▶ _DIRECTIONS FOR THIS TASK_:
Transcribe all of the records word for word, please, omitting the pictures.

Figure dataset records
= = =

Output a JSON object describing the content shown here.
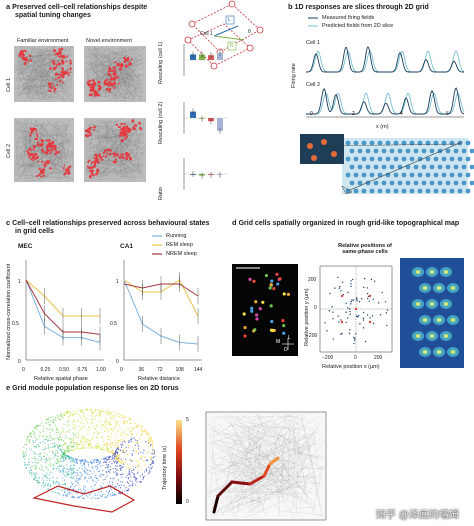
{
  "panel_a": {
    "letter": "a",
    "title_line1": "Preserved cell–cell relationships despite",
    "title_line2": "spatial tuning changes",
    "env_familiar": "Familiar environment",
    "env_novel": "Novel environment",
    "cell1": "Cell 1",
    "cell2": "Cell 2",
    "ylabel_rescaling_cell1": "Rescaling (cell 1)",
    "ylabel_rescaling_cell2": "Rescaling (cell 2)",
    "ylabel_ratio": "Ratio",
    "diagram_L": "L",
    "diagram_R": "R",
    "diagram_cell1": "Cell 1",
    "diagram_theta": "θ"
  },
  "panel_b": {
    "letter": "b",
    "title": "1D responses are slices through 2D grid",
    "legend_measured": "Measured firing fields",
    "legend_predicted": "Predicted fields from 2D slice",
    "ylabel": "Firing rate",
    "xlabel": "x (m)",
    "cell1": "Cell 1",
    "cell2": "Cell 2",
    "x_ticks": [
      "0",
      "2",
      "4",
      "6"
    ]
  },
  "panel_c": {
    "letter": "c",
    "title_line1": "Cell–cell relationships preserved across behavioural states",
    "title_line2": "in grid cells",
    "mec": "MEC",
    "ca1": "CA1",
    "ylabel": "Normalized cross-correlation coefficient",
    "xlabel_mec": "Relative spatial phase",
    "xlabel_ca1": "Relative distance",
    "legend": [
      "Running",
      "REM sleep",
      "NREM sleep"
    ],
    "colors": {
      "running": "#7fb3e0",
      "rem": "#e8c34a",
      "nrem": "#a2363e"
    },
    "y_ticks": [
      "1",
      "0.5",
      "0"
    ],
    "mec_x_ticks": [
      "0",
      "0.25",
      "0.50",
      "0.75",
      "1.00"
    ],
    "ca1_x_ticks": [
      "0",
      "36",
      "72",
      "108",
      "144"
    ]
  },
  "panel_d": {
    "letter": "d",
    "title": "Grid cells spatially organized in rough grid-like topographical map",
    "scatter_title_line1": "Relative positions of",
    "scatter_title_line2": "same-phase cells",
    "ylabel": "Relative position y (µm)",
    "xlabel": "Relative position x (µm)",
    "y_ticks": [
      "200",
      "0",
      "−200"
    ],
    "x_ticks": [
      "−200",
      "0",
      "200"
    ],
    "compass_M": "M",
    "compass_L": "L",
    "compass_D": "D"
  },
  "panel_e": {
    "letter": "e",
    "title": "Grid module population response lies on 2D torus",
    "colorbar_label": "Trajectory time (s)",
    "colorbar_ticks": [
      "5",
      "0"
    ]
  },
  "watermark": "知乎 @泽底的墙姆",
  "chart_data": [
    {
      "type": "bar",
      "panel": "a-rescaling-cell1",
      "categories": [
        "1",
        "2",
        "3",
        "4"
      ],
      "values": [
        1.35,
        1.35,
        1.3,
        1.45
      ],
      "colors": [
        "#2f6db3",
        "#7fb04a",
        "#d4585b",
        "#a7b4d8"
      ],
      "ylim": [
        0,
        2
      ]
    },
    {
      "type": "bar",
      "panel": "a-rescaling-cell2",
      "categories": [
        "1",
        "2",
        "3",
        "4"
      ],
      "values": [
        1.4,
        0.95,
        0.8,
        0.2
      ],
      "colors": [
        "#2f6db3",
        "#7fb04a",
        "#d4585b",
        "#a7b4d8"
      ],
      "ylim": [
        0,
        2
      ]
    },
    {
      "type": "bar",
      "panel": "a-ratio",
      "categories": [
        "1",
        "2",
        "3",
        "4"
      ],
      "values": [
        1.0,
        0.9,
        0.95,
        0.95
      ],
      "colors": [
        "#2f6db3",
        "#7fb04a",
        "#d4585b",
        "#a7b4d8"
      ],
      "ylim": [
        0,
        2
      ]
    },
    {
      "type": "line",
      "panel": "c-MEC",
      "x": [
        0,
        0.25,
        0.5,
        0.75,
        1.0
      ],
      "xlim": [
        0,
        1
      ],
      "ylim": [
        0,
        1.25
      ],
      "series": [
        {
          "name": "Running",
          "values": [
            1.0,
            0.42,
            0.28,
            0.28,
            0.22
          ]
        },
        {
          "name": "REM sleep",
          "values": [
            1.0,
            0.8,
            0.55,
            0.55,
            0.55
          ]
        },
        {
          "name": "NREM sleep",
          "values": [
            1.0,
            0.58,
            0.35,
            0.35,
            0.32
          ]
        }
      ]
    },
    {
      "type": "line",
      "panel": "c-CA1",
      "x": [
        0,
        36,
        72,
        108,
        144
      ],
      "xlim": [
        0,
        144
      ],
      "ylim": [
        0,
        1.25
      ],
      "series": [
        {
          "name": "Running",
          "values": [
            1.0,
            0.45,
            0.3,
            0.22,
            0.2
          ]
        },
        {
          "name": "REM sleep",
          "values": [
            1.0,
            0.85,
            0.85,
            1.0,
            0.55
          ]
        },
        {
          "name": "NREM sleep",
          "values": [
            0.95,
            0.9,
            0.95,
            0.95,
            0.8
          ]
        }
      ]
    }
  ]
}
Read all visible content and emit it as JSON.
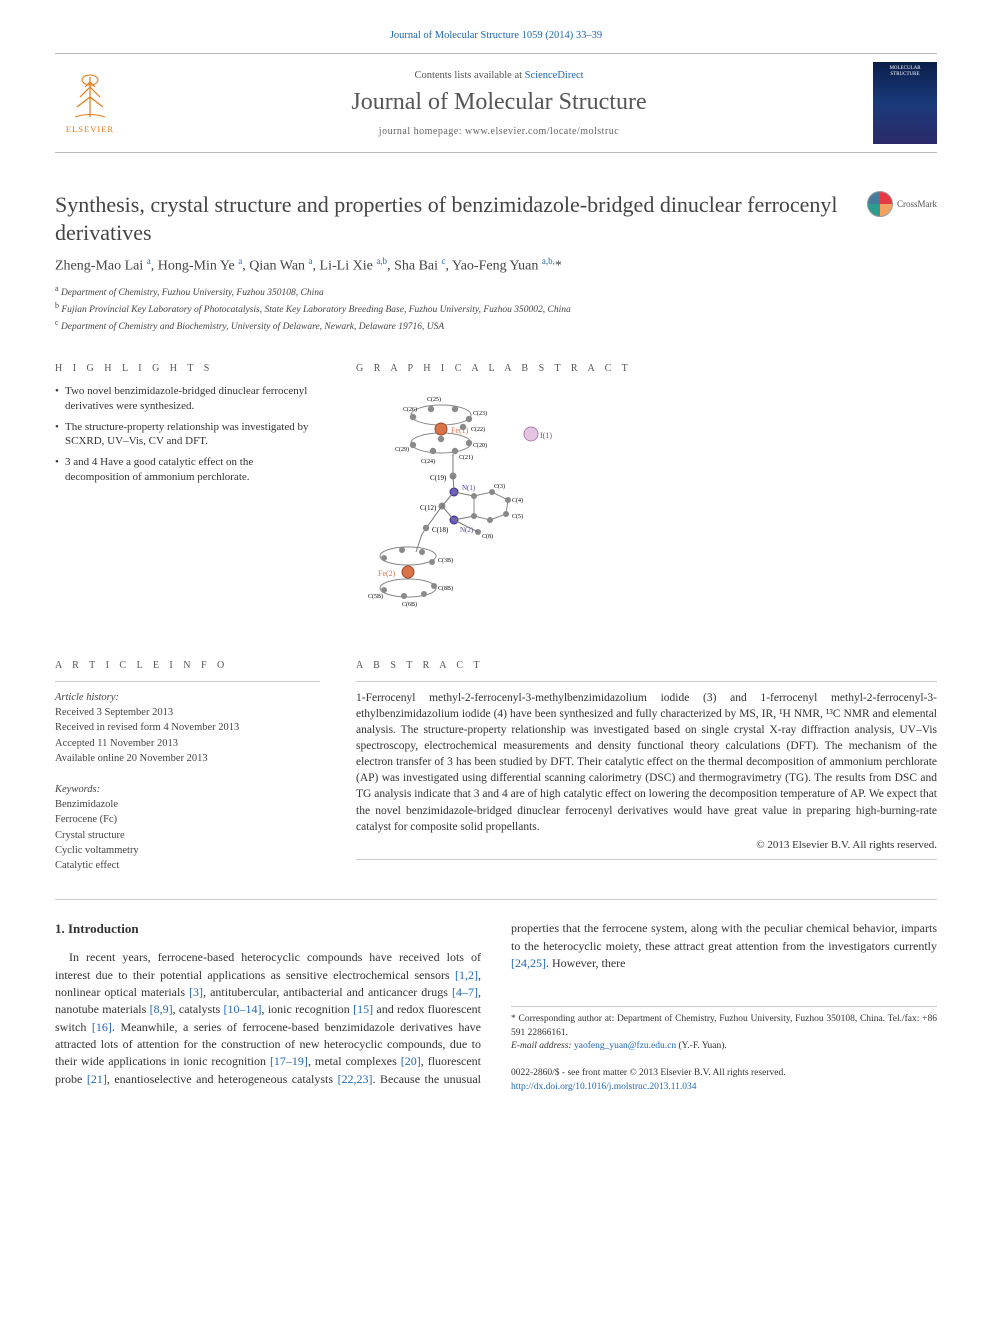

= = =

▶ _TASK SOLUTION_:
Output a JSON object describing the content shown here.
{
  "panel_a": {
    "letter": "a",
    "title_line1": "Preserved cell–cell relationships despite",
    "title_line2": "spatial tuning changes",
    "env_familiar": "Familiar environment",
    "env_novel": "Novel environment",
    "cell1": "Cell 1",
    "cell2": "Cell 2",
    "ylabel_rescaling_cell1": "Rescaling (cell 1)",
    "ylabel_rescaling_cell2": "Rescaling (cell 2)",
    "ylabel_ratio": "Ratio",
    "diagram_L": "L",
    "diagram_R": "R",
    "diagram_cell1": "Cell 1",
    "diagram_theta": "θ"
  },
  "panel_b": {
    "letter": "b",
    "title": "1D responses are slices through 2D grid",
    "legend_measured": "Measured firing fields",
    "legend_predicted": "Predicted fields from 2D slice",
    "ylabel": "Firing rate",
    "xlabel": "x (m)",
    "cell1": "Cell 1",
    "cell2": "Cell 2",
    "x_ticks": [
      "0",
      "2",
      "4",
      "6"
    ]
  },
  "panel_c": {
    "letter": "c",
    "title_line1": "Cell–cell relationships preserved across behavioural states",
    "title_line2": "in grid cells",
    "mec": "MEC",
    "ca1": "CA1",
    "ylabel": "Normalized cross-correlation coefficient",
    "xlabel_mec": "Relative spatial phase",
    "xlabel_ca1": "Relative distance",
    "legend": [
      "Running",
      "REM sleep",
      "NREM sleep"
    ],
    "colors": {
      "running": "#7fb3e0",
      "rem": "#e8c34a",
      "nrem": "#a2363e"
    },
    "y_ticks": [
      "1",
      "0.5",
      "0"
    ],
    "mec_x_ticks": [
      "0",
      "0.25",
      "0.50",
      "0.75",
      "1.00"
    ],
    "ca1_x_ticks": [
      "0",
      "36",
      "72",
      "108",
      "144"
    ]
  },
  "panel_d": {
    "letter": "d",
    "title": "Grid cells spatially organized in rough grid-like topographical map",
    "scatter_title_line1": "Relative positions of",
    "scatter_title_line2": "same-phase cells",
    "ylabel": "Relative position y (µm)",
    "xlabel": "Relative position x (µm)",
    "y_ticks": [
      "200",
      "0",
      "−200"
    ],
    "x_ticks": [
      "−200",
      "0",
      "200"
    ],
    "compass_M": "M",
    "compass_L": "L",
    "compass_D": "D"
  },
  "panel_e": {
    "letter": "e",
    "title": "Grid module population response lies on 2D torus",
    "colorbar_label": "Trajectory time (s)",
    "colorbar_ticks": [
      "5",
      "0"
    ]
  },
  "watermark": "知乎 @泽底的墙姆",
  "chart_data": [
    {
      "type": "bar",
      "panel": "a-rescaling-cell1",
      "categories": [
        "1",
        "2",
        "3",
        "4"
      ],
      "values": [
        1.35,
        1.35,
        1.3,
        1.45
      ],
      "colors": [
        "#2f6db3",
        "#7fb04a",
        "#d4585b",
        "#a7b4d8"
      ],
      "ylim": [
        0,
        2
      ]
    },
    {
      "type": "bar",
      "panel": "a-rescaling-cell2",
      "categories": [
        "1",
        "2",
        "3",
        "4"
      ],
      "values": [
        1.4,
        0.95,
        0.8,
        0.2
      ],
      "colors": [
        "#2f6db3",
        "#7fb04a",
        "#d4585b",
        "#a7b4d8"
      ],
      "ylim": [
        0,
        2
      ]
    },
    {
      "type": "bar",
      "panel": "a-ratio",
      "categories": [
        "1",
        "2",
        "3",
        "4"
      ],
      "values": [
        1.0,
        0.9,
        0.95,
        0.95
      ],
      "colors": [
        "#2f6db3",
        "#7fb04a",
        "#d4585b",
        "#a7b4d8"
      ],
      "ylim": [
        0,
        2
      ]
    },
    {
      "type": "line",
      "panel": "c-MEC",
      "x": [
        0,
        0.25,
        0.5,
        0.75,
        1.0
      ],
      "xlim": [
        0,
        1
      ],
      "ylim": [
        0,
        1.25
      ],
      "series": [
        {
          "name": "Running",
          "values": [
            1.0,
            0.42,
            0.28,
            0.28,
            0.22
          ]
        },
        {
          "name": "REM sleep",
          "values": [
            1.0,
            0.8,
            0.55,
            0.55,
            0.55
          ]
        },
        {
          "name": "NREM sleep",
          "values": [
            1.0,
            0.58,
            0.35,
            0.35,
            0.32
          ]
        }
      ]
    },
    {
      "type": "line",
      "panel": "c-CA1",
      "x": [
        0,
        36,
        72,
        108,
        144
      ],
      "xlim": [
        0,
        144
      ],
      "ylim": [
        0,
        1.25
      ],
      "series": [
        {
          "name": "Running",
          "values": [
            1.0,
            0.45,
            0.3,
            0.22,
            0.2
          ]
        },
        {
          "name": "REM sleep",
          "values": [
            1.0,
            0.85,
            0.85,
            1.0,
            0.55
          ]
        },
        {
          "name": "NREM sleep",
          "values": [
            0.95,
            0.9,
            0.95,
            0.95,
            0.8
          ]
        }
      ]
    }
  ]
}
Read all visible content and emit it as JSON.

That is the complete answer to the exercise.